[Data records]

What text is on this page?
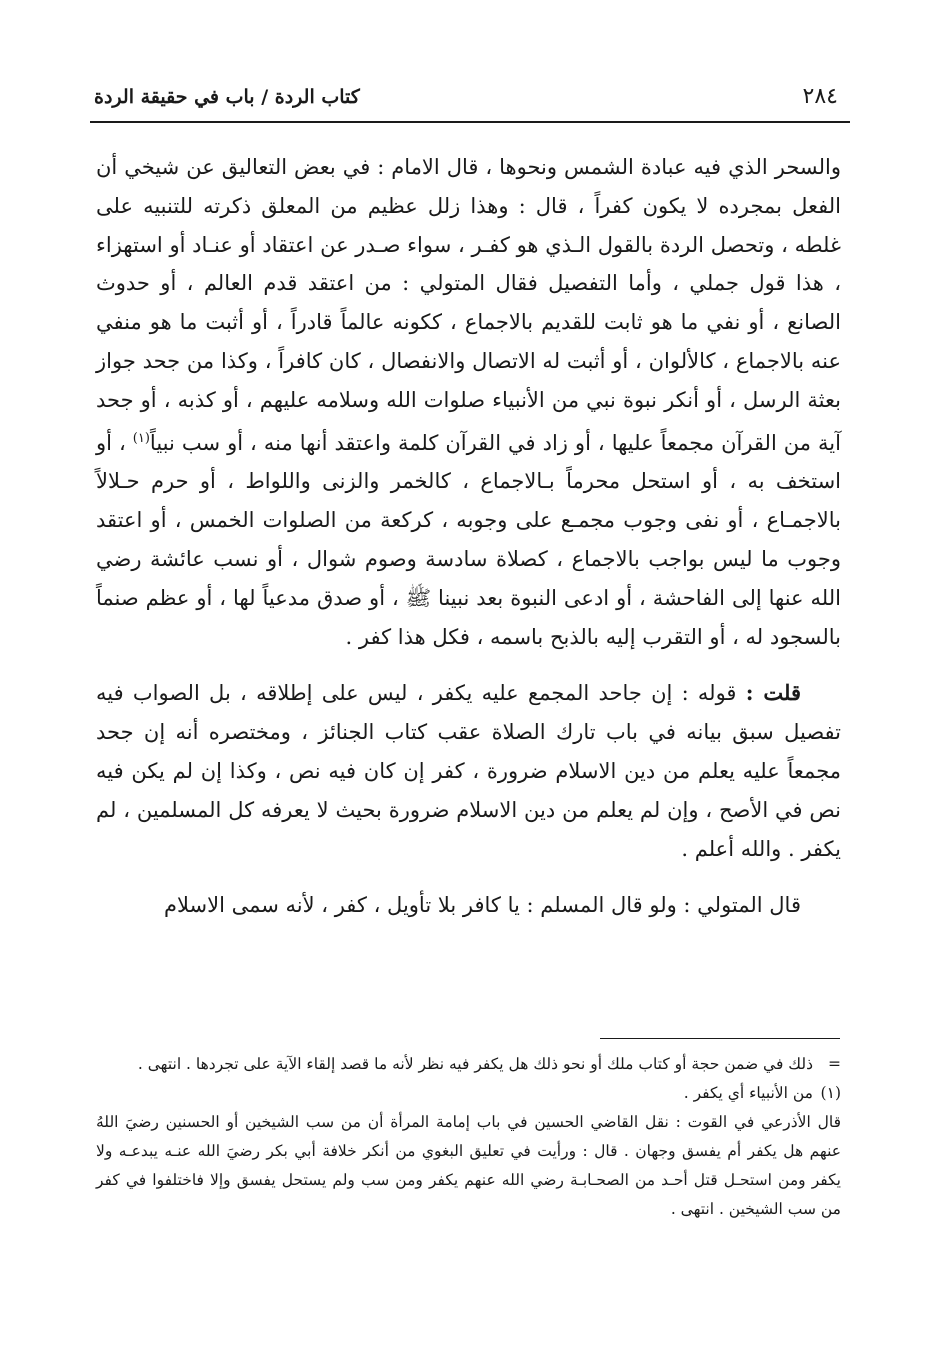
٢٨٤
كتاب الردة / باب في حقيقة الردة

والسحر الذي فيه عبادة الشمس ونحوها ، قال الامام : في بعض التعاليق عن شيخي أن الفعل بمجرده لا يكون كفراً ، قال : وهذا زلل عظيم من المعلق ذكرته للتنبيه على غلطه ، وتحصل الردة بالقول الـذي هو كفـر ، سواء صـدر عن اعتقاد أو عنـاد أو استهزاء ، هذا قول جملي ، وأما التفصيل فقال المتولي : من اعتقد قدم العالم ، أو حدوث الصانع ، أو نفي ما هو ثابت للقديم بالاجماع ، ككونه عالماً قادراً ، أو أثبت ما هو منفي عنه بالاجماع ، كالألوان ، أو أثبت له الاتصال والانفصال ، كان كافراً ، وكذا من جحد جواز بعثة الرسل ، أو أنكر نبوة نبي من الأنبياء صلوات الله وسلامه عليهم ، أو كذبه ، أو جحد آية من القرآن مجمعاً عليها ، أو زاد في القرآن كلمة واعتقد أنها منه ، أو سب نبياً$^{(١)}$ ، أو استخف به ، أو استحل محرماً بـالاجماع ، كالخمر والزنى واللواط ، أو حرم حـلالاً بالاجمـاع ، أو نفى وجوب مجمـع على وجوبه ، كركعة من الصلوات الخمس ، أو اعتقد وجوب ما ليس بواجب بالاجماع ، كصلاة سادسة وصوم شوال ، أو نسب عائشة رضي الله عنها إلى الفاحشة ، أو ادعى النبوة بعد نبينا ﷺ ، أو صدق مدعياً لها ، أو عظم صنماً بالسجود له ، أو التقرب إليه بالذبح باسمه ، فكل هذا كفر .

قلت : قوله : إن جاحد المجمع عليه يكفر ، ليس على إطلاقه ، بل الصواب فيه تفصيل سبق بيانه في باب تارك الصلاة عقب كتاب الجنائز ، ومختصره أنه إن جحد مجمعاً عليه يعلم من دين الاسلام ضرورة ، كفر إن كان فيه نص ، وكذا إن لم يكن فيه نص في الأصح ، وإن لم يعلم من دين الاسلام ضرورة بحيث لا يعرفه كل المسلمين ، لم يكفر . والله أعلم .

قال المتولي : ولو قال المسلم : يا كافر بلا تأويل ، كفر ، لأنه سمى الاسلام

=ذلك في ضمن حجة أو كتاب ملك أو نحو ذلك هل يكفر فيه نظر لأنه ما قصد إلقاء الآية على تجردها . انتهى .

(١)من الأنبياء أي يكفر .

قال الأذرعي في القوت : نقل القاضي الحسين في باب إمامة المرأة أن من سب الشيخين أو الحسنين رضيَ اللهُ عنهم هل يكفر أم يفسق وجهان . قال : ورأيت في تعليق البغوي من أنكر خلافة أبي بكر رضيَ الله عنـه يبدعـه ولا يكفر ومن استحـل قتل أحـد من الصحـابـة رضي الله عنهم يكفر ومن سب ولم يستحل يفسق وإلا فاختلفوا في كفر من سب الشيخين . انتهى .
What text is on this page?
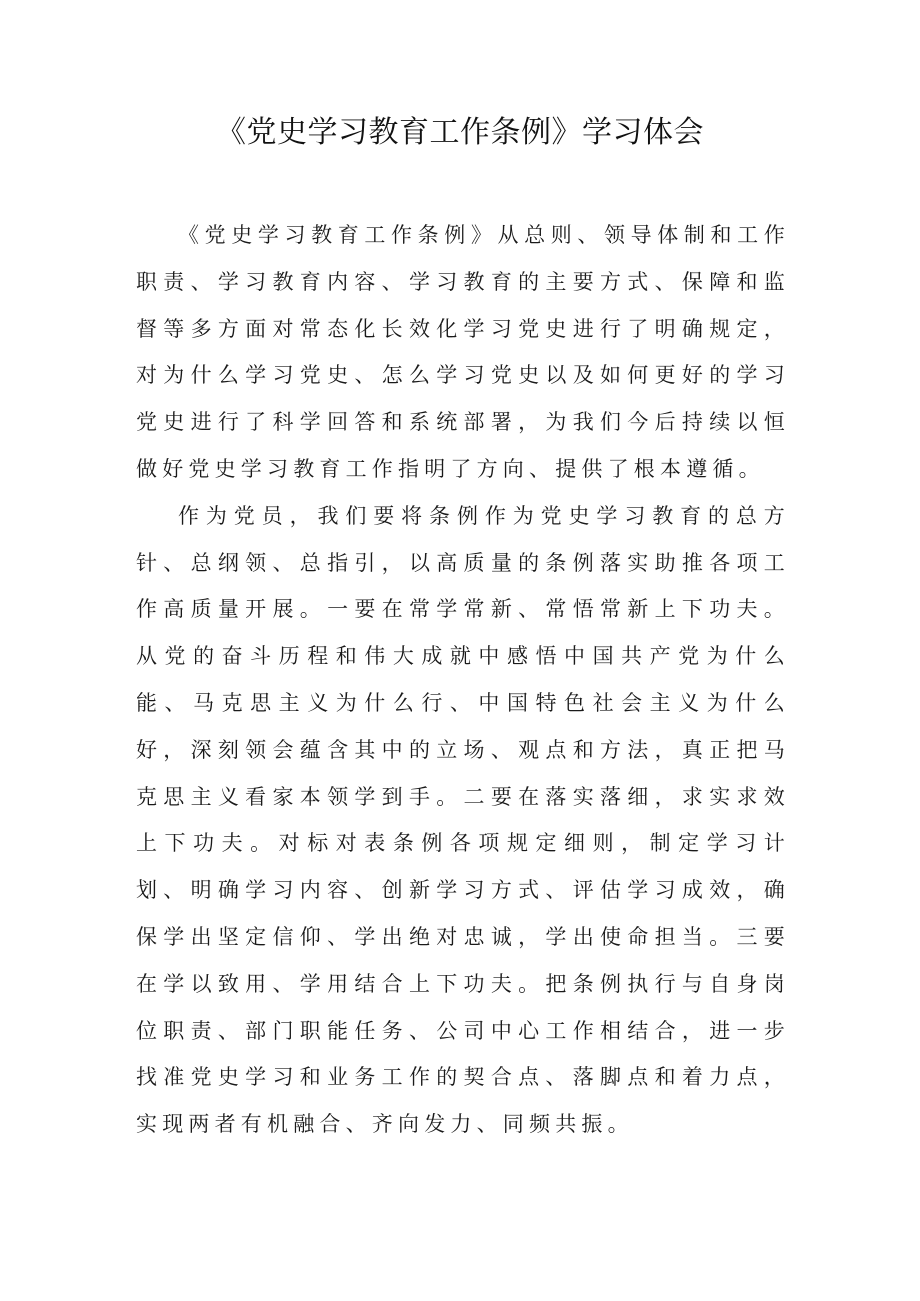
《党史学习教育工作条例》学习体会

《党史学习教育工作条例》从总则、领导体制和工作职责、学习教育内容、学习教育的主要方式、保障和监督等多方面对常态化长效化学习党史进行了明确规定，对为什么学习党史、怎么学习党史以及如何更好的学习党史进行了科学回答和系统部署，为我们今后持续以恒做好党史学习教育工作指明了方向、提供了根本遵循。

作为党员，我们要将条例作为党史学习教育的总方针、总纲领、总指引，以高质量的条例落实助推各项工作高质量开展。一要在常学常新、常悟常新上下功夫。从党的奋斗历程和伟大成就中感悟中国共产党为什么能、马克思主义为什么行、中国特色社会主义为什么好，深刻领会蕴含其中的立场、观点和方法，真正把马克思主义看家本领学到手。二要在落实落细，求实求效上下功夫。对标对表条例各项规定细则，制定学习计划、明确学习内容、创新学习方式、评估学习成效，确保学出坚定信仰、学出绝对忠诚，学出使命担当。三要在学以致用、学用结合上下功夫。把条例执行与自身岗位职责、部门职能任务、公司中心工作相结合，进一步找准党史学习和业务工作的契合点、落脚点和着力点，实现两者有机融合、齐向发力、同频共振。
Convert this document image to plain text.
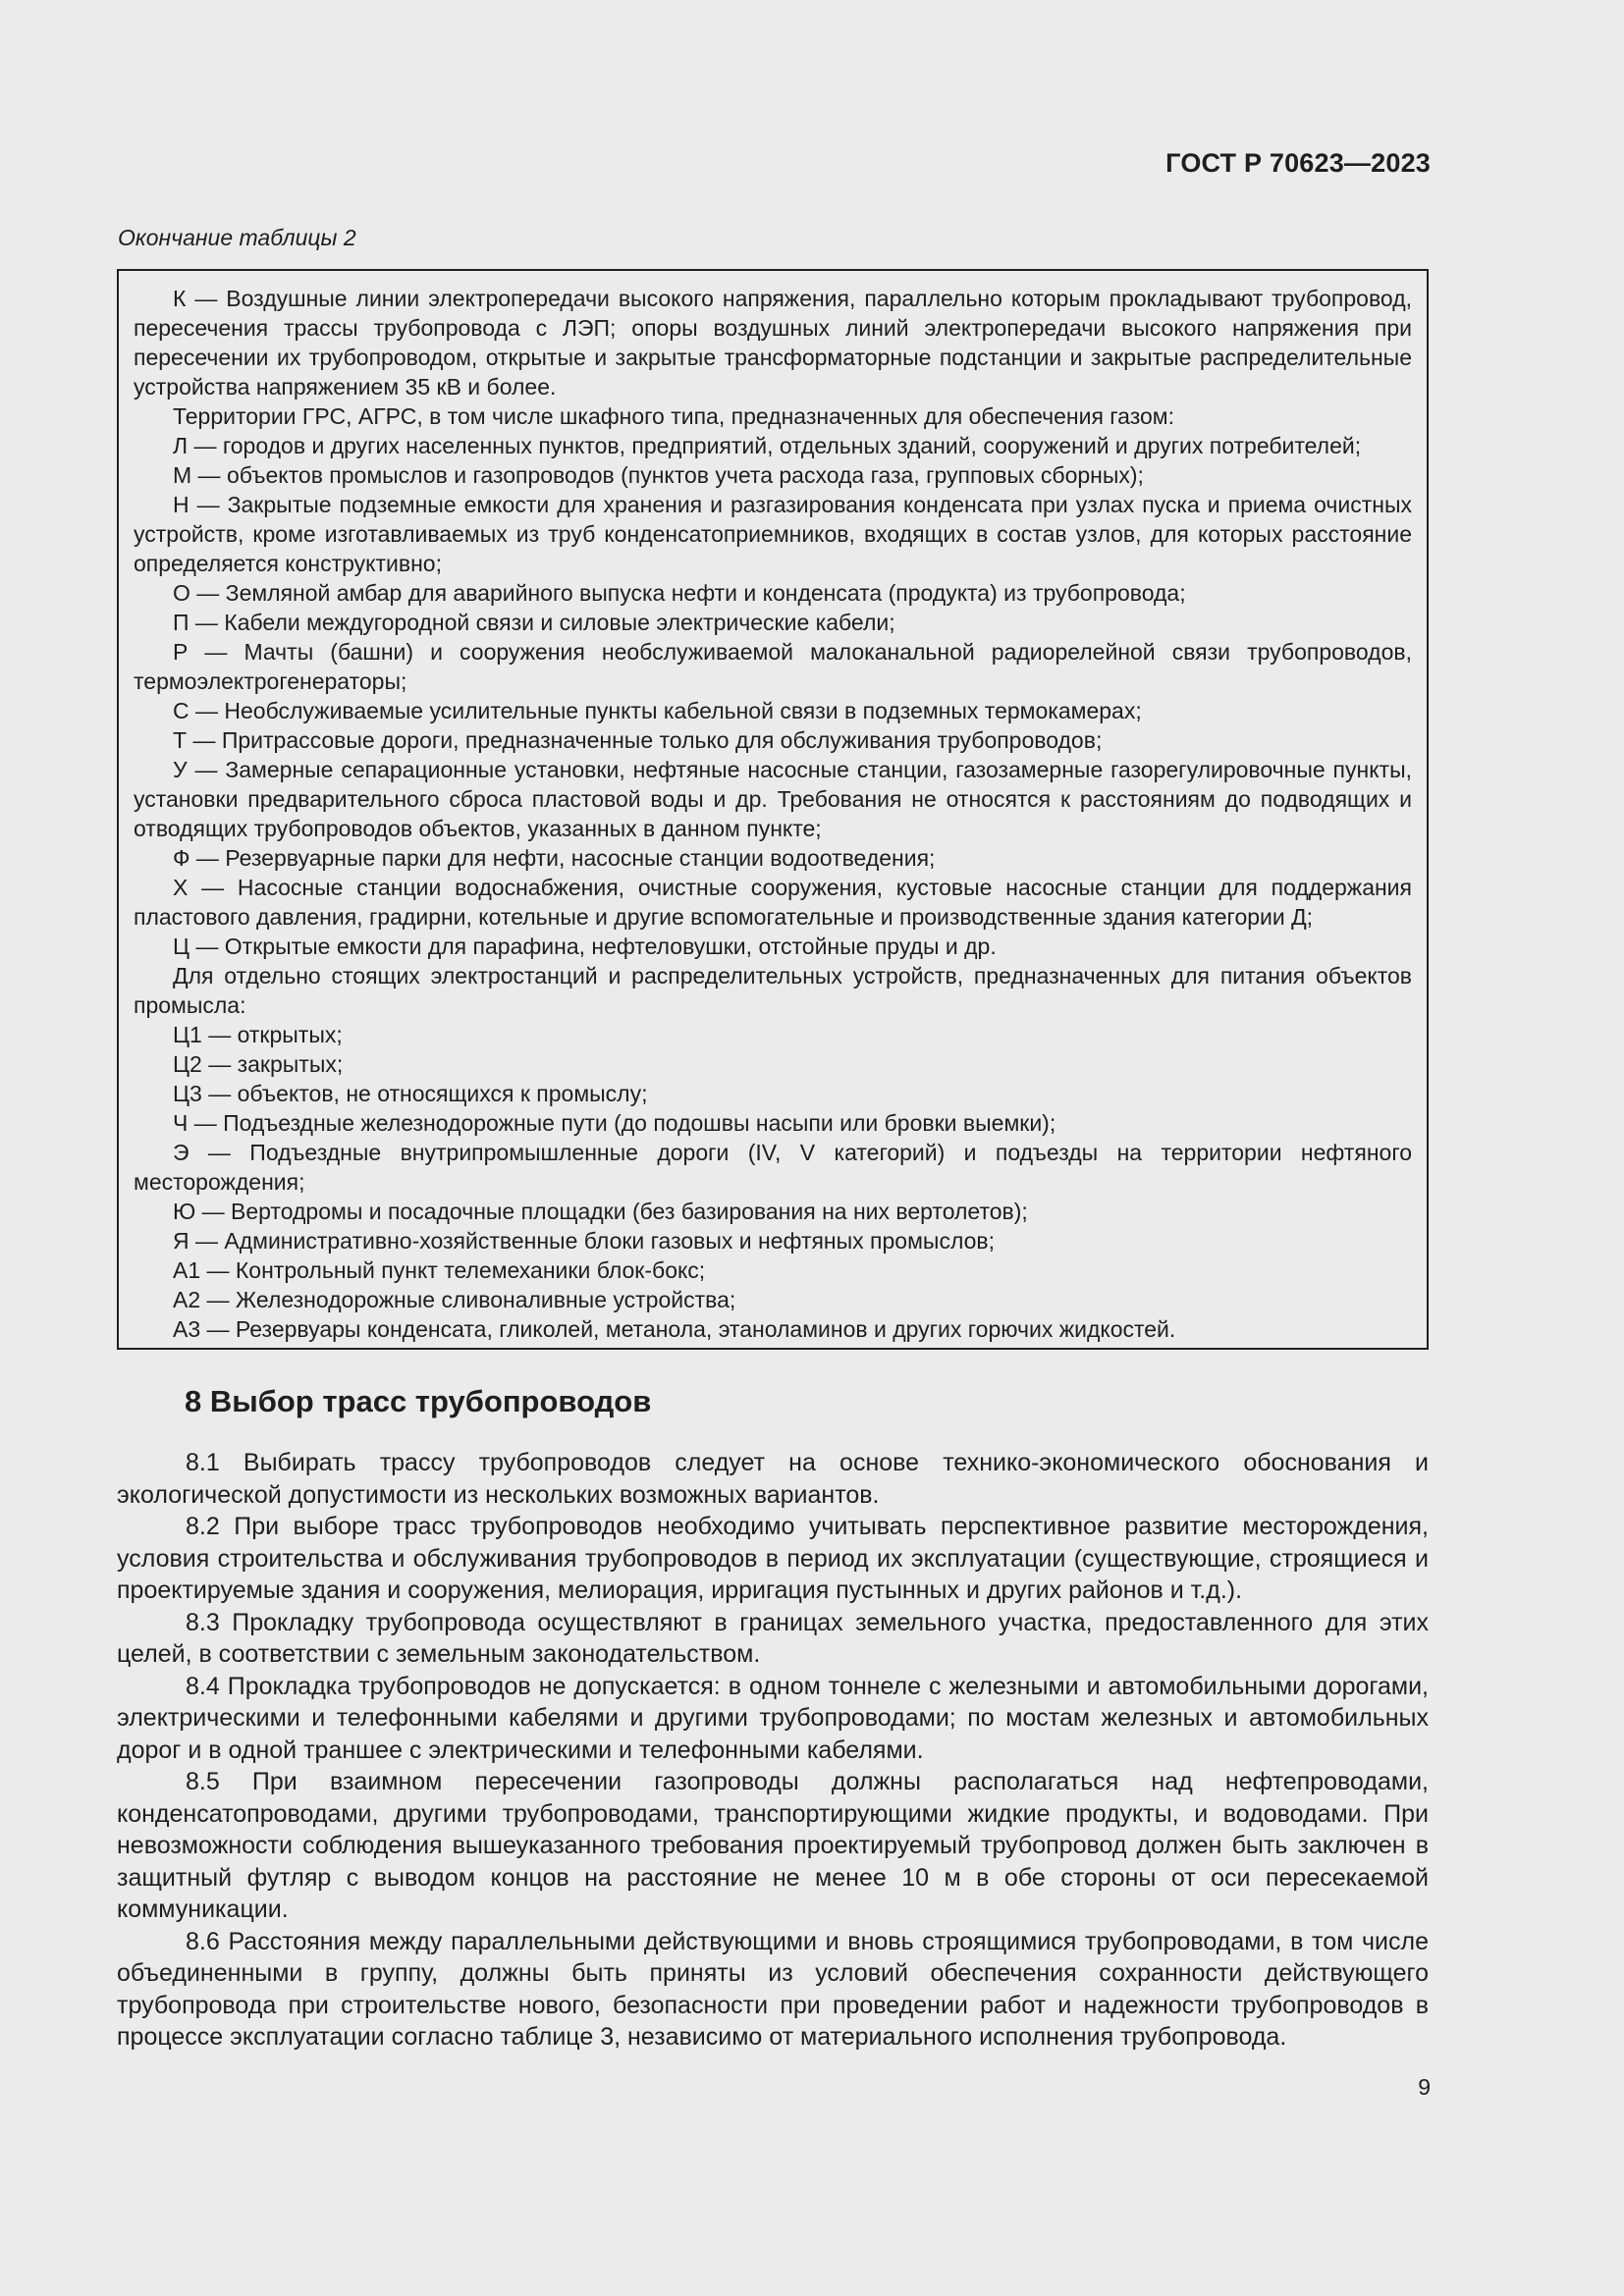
ГОСТ Р 70623—2023

Окончание таблицы 2

К — Воздушные линии электропередачи высокого напряжения, параллельно которым прокладывают трубопровод, пересечения трассы трубопровода с ЛЭП; опоры воздушных линий электропередачи высокого напряжения при пересечении их трубопроводом, открытые и закрытые трансформаторные подстанции и закрытые распределительные устройства напряжением 35 кВ и более.

Территории ГРС, АГРС, в том числе шкафного типа, предназначенных для обеспечения газом:

Л — городов и других населенных пунктов, предприятий, отдельных зданий, сооружений и других потребителей;

М — объектов промыслов и газопроводов (пунктов учета расхода газа, групповых сборных);

Н — Закрытые подземные емкости для хранения и разгазирования конденсата при узлах пуска и приема очистных устройств, кроме изготавливаемых из труб конденсатоприемников, входящих в состав узлов, для которых расстояние определяется конструктивно;

О — Земляной амбар для аварийного выпуска нефти и конденсата (продукта) из трубопровода;

П — Кабели междугородной связи и силовые электрические кабели;

Р — Мачты (башни) и сооружения необслуживаемой малоканальной радиорелейной связи трубопроводов, термоэлектрогенераторы;

С — Необслуживаемые усилительные пункты кабельной связи в подземных термокамерах;

Т — Притрассовые дороги, предназначенные только для обслуживания трубопроводов;

У — Замерные сепарационные установки, нефтяные насосные станции, газозамерные газорегулировочные пункты, установки предварительного сброса пластовой воды и др. Требования не относятся к расстояниям до подводящих и отводящих трубопроводов объектов, указанных в данном пункте;

Ф — Резервуарные парки для нефти, насосные станции водоотведения;

Х — Насосные станции водоснабжения, очистные сооружения, кустовые насосные станции для поддержания пластового давления, градирни, котельные и другие вспомогательные и производственные здания категории Д;

Ц — Открытые емкости для парафина, нефтеловушки, отстойные пруды и др.

Для отдельно стоящих электростанций и распределительных устройств, предназначенных для питания объектов промысла:

Ц1 — открытых;

Ц2 — закрытых;

Ц3 — объектов, не относящихся к промыслу;

Ч — Подъездные железнодорожные пути (до подошвы насыпи или бровки выемки);

Э — Подъездные внутрипромышленные дороги (IV, V категорий) и подъезды на территории нефтяного месторождения;

Ю — Вертодромы и посадочные площадки (без базирования на них вертолетов);

Я — Административно-хозяйственные блоки газовых и нефтяных промыслов;

А1 — Контрольный пункт телемеханики блок-бокс;

А2 — Железнодорожные сливоналивные устройства;

А3 — Резервуары конденсата, гликолей, метанола, этаноламинов и других горючих жидкостей.

8 Выбор трасс трубопроводов

8.1 Выбирать трассу трубопроводов следует на основе технико-экономического обоснования и экологической допустимости из нескольких возможных вариантов.

8.2 При выборе трасс трубопроводов необходимо учитывать перспективное развитие месторождения, условия строительства и обслуживания трубопроводов в период их эксплуатации (существующие, строящиеся и проектируемые здания и сооружения, мелиорация, ирригация пустынных и других районов и т.д.).

8.3 Прокладку трубопровода осуществляют в границах земельного участка, предоставленного для этих целей, в соответствии с земельным законодательством.

8.4 Прокладка трубопроводов не допускается: в одном тоннеле с железными и автомобильными дорогами, электрическими и телефонными кабелями и другими трубопроводами; по мостам железных и автомобильных дорог и в одной траншее с электрическими и телефонными кабелями.

8.5 При взаимном пересечении газопроводы должны располагаться над нефтепроводами, конденсатопроводами, другими трубопроводами, транспортирующими жидкие продукты, и водоводами. При невозможности соблюдения вышеуказанного требования проектируемый трубопровод должен быть заключен в защитный футляр с выводом концов на расстояние не менее 10 м в обе стороны от оси пересекаемой коммуникации.

8.6 Расстояния между параллельными действующими и вновь строящимися трубопроводами, в том числе объединенными в группу, должны быть приняты из условий обеспечения сохранности действующего трубопровода при строительстве нового, безопасности при проведении работ и надежности трубопроводов в процессе эксплуатации согласно таблице 3, независимо от материального исполнения трубопровода.

9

Aim of the task: Pick out the lines containing the word "Подъездные" and show them.

Finished answer:
Ч — Подъездные железнодорожные пути (до подошвы насыпи или бровки выемки);
Э — Подъездные внутрипромышленные дороги (IV, V категорий) и подъезды на территории нефтяного месторождения;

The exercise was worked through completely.